⟨

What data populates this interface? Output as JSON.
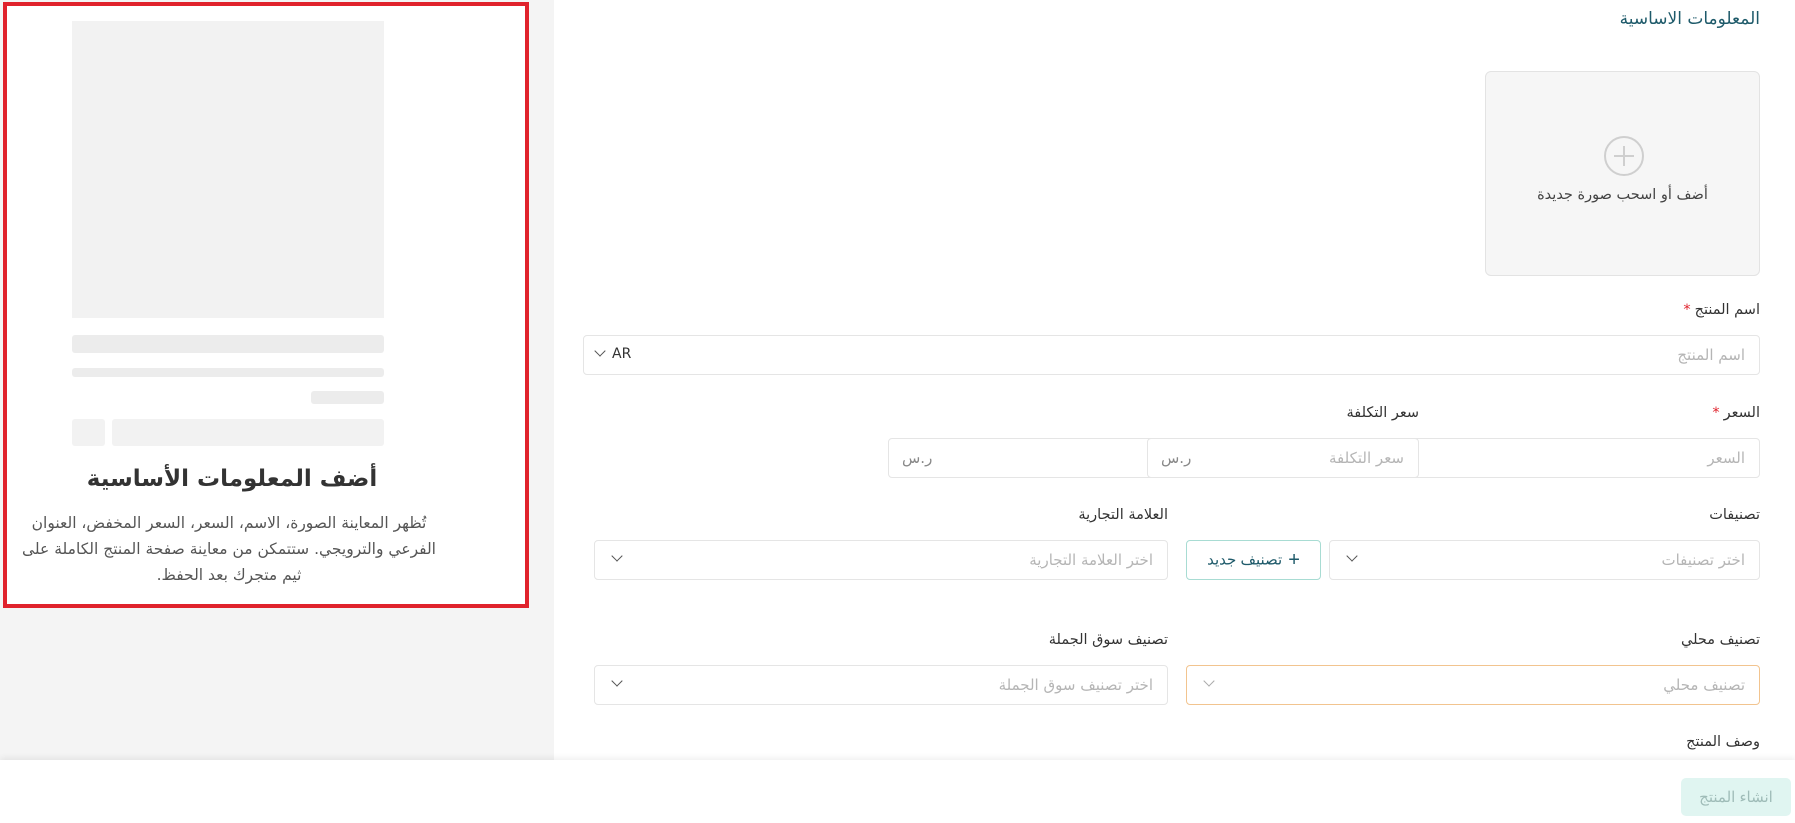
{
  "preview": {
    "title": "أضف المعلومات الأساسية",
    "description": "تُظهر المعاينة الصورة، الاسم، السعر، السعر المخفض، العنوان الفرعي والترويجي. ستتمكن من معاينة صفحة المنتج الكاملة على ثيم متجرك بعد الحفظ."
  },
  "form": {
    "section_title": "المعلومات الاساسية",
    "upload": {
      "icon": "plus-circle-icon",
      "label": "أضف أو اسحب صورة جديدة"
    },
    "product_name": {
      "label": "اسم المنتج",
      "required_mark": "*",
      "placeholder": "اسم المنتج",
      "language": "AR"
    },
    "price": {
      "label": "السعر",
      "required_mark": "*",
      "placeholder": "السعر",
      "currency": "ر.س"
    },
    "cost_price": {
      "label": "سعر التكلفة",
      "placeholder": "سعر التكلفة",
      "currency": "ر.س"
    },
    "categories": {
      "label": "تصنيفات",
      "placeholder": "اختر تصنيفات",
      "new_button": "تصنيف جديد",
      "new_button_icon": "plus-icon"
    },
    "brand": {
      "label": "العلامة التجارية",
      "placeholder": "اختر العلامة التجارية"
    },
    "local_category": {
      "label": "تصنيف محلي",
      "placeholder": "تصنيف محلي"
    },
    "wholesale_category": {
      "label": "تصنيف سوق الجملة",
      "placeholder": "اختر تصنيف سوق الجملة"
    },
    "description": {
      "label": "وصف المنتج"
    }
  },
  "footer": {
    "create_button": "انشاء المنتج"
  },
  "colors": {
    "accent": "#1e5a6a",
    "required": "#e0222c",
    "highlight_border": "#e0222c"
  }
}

⟩
⟨

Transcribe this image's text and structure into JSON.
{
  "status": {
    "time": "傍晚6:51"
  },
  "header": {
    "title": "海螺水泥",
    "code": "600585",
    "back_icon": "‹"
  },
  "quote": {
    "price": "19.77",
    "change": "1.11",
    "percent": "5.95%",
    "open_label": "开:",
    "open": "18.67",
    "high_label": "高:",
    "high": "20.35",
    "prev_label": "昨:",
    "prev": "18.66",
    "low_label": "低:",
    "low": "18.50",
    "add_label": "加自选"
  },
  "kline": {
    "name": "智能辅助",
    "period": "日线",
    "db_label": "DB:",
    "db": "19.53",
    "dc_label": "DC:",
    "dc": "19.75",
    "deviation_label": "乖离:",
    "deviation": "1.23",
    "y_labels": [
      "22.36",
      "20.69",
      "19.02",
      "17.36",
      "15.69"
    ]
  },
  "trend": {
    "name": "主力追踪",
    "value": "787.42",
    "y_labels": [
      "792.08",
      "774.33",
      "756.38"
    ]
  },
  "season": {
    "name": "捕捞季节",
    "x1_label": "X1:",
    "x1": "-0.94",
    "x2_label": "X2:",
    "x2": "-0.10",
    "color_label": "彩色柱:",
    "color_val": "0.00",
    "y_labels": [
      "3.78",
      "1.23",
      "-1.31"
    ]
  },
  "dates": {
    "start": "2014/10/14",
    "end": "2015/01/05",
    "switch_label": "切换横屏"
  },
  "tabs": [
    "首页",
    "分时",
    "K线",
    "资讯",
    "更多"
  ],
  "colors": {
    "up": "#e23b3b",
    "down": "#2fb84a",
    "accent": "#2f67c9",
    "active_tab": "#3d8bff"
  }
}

⟩

*WORK TO COMPLETE*:
Gather from the entries above all lines that include the string "description".

*WRITTEN REPLY*:
    "description": "تُظهر المعاينة الصورة، الاسم، السعر، السعر المخفض، العنوان الفرعي والترويجي. ستتمكن من معاينة صفحة المنتج الكاملة على ثيم متجرك بعد الحفظ."
    "description": {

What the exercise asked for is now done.